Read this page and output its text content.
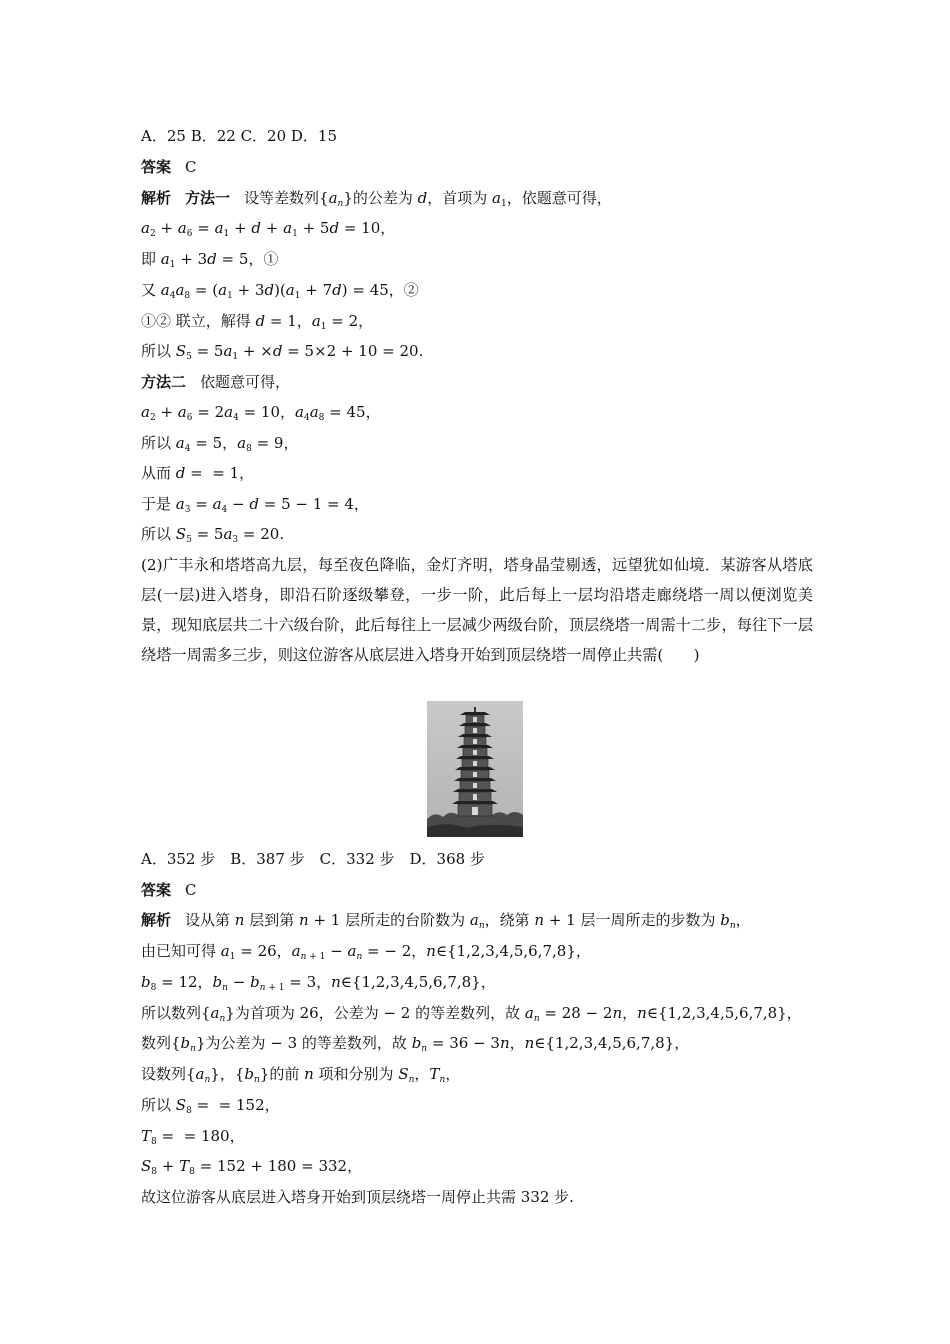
A．25 B．22 C．20 D．15
答案 C
解析 方法一 设等差数列$\{a_n\}$的公差为 d，首项为 $a_1$，依题意可得，
$a_2 + a_6 = a_1 + d + a_1 + 5d = 10$，
即 $a_1 + 3d = 5$，①
又 $a_4a_8 = (a_1 + 3d)(a_1 + 7d) = 45$，②
①② 联立，解得 d = 1，$a_1 = 2$，
所以 $S_5 = 5a_1 + \times d = 5\times 2 + 10 = 20$.
方法二 依题意可得，
$a_2 + a_6 = 2a_4 = 10$，$a_4a_8 = 45$，
所以 $a_4 = 5$，$a_8 = 9$，
从而 d =  = 1，
于是 $a_3 = a_4 - d = 5 - 1 = 4$，
所以 $S_5 = 5a_3 = 20$.
(2)广丰永和塔塔高九层，每至夜色降临，金灯齐明，塔身晶莹剔透，远望犹如仙境．某游客从塔底层(一层)进入塔身，即沿石阶逐级攀登，一步一阶，此后每上一层均沿塔走廊绕塔一周以便浏览美景，现知底层共二十六级台阶，此后每往上一层减少两级台阶，顶层绕塔一周需十二步，每往下一层绕塔一周需多三步，则这位游客从底层进入塔身开始到顶层绕塔一周停止共需(　　)
A．352 步　B．387 步　C．332 步　D．368 步
答案 C
解析 设从第 n 层到第 n + 1 层所走的台阶数为 $a_n$，绕第 n + 1 层一周所走的步数为 $b_n$，
由已知可得 $a_1 = 26$，$a_{n + 1} - a_n$ = − 2，n∈{1,2,3,4,5,6,7,8}，
$b_8 = 12$，$b_n - b_{n + 1} = 3$，n∈{1,2,3,4,5,6,7,8}，
所以数列$\{a_n\}$为首项为 26，公差为 − 2 的等差数列，故 $a_n = 28 - 2n$，n∈{1,2,3,4,5,6,7,8}，
数列$\{b_n\}$为公差为 − 3 的等差数列，故 $b_n = 36 - 3n$，n∈{1,2,3,4,5,6,7,8}，
设数列$\{a_n\}$，$\{b_n\}$的前 n 项和分别为 $S_n$，$T_n$，
所以 $S_8$ =  = 152，
$T_8$ =  = 180，
$S_8 + T_8 = 152 + 180 = 332$，
故这位游客从底层进入塔身开始到顶层绕塔一周停止共需 332 步.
____________________
Scan the data above; copy every line where "的等差数列" appears.

Output:
所以数列$\{a_n\}$为首项为 26，公差为 − 2 的等差数列，故 $a_n = 28 - 2n$，n∈{1,2,3,4,5,6,7,8}，
数列$\{b_n\}$为公差为 − 3 的等差数列，故 $b_n = 36 - 3n$，n∈{1,2,3,4,5,6,7,8}，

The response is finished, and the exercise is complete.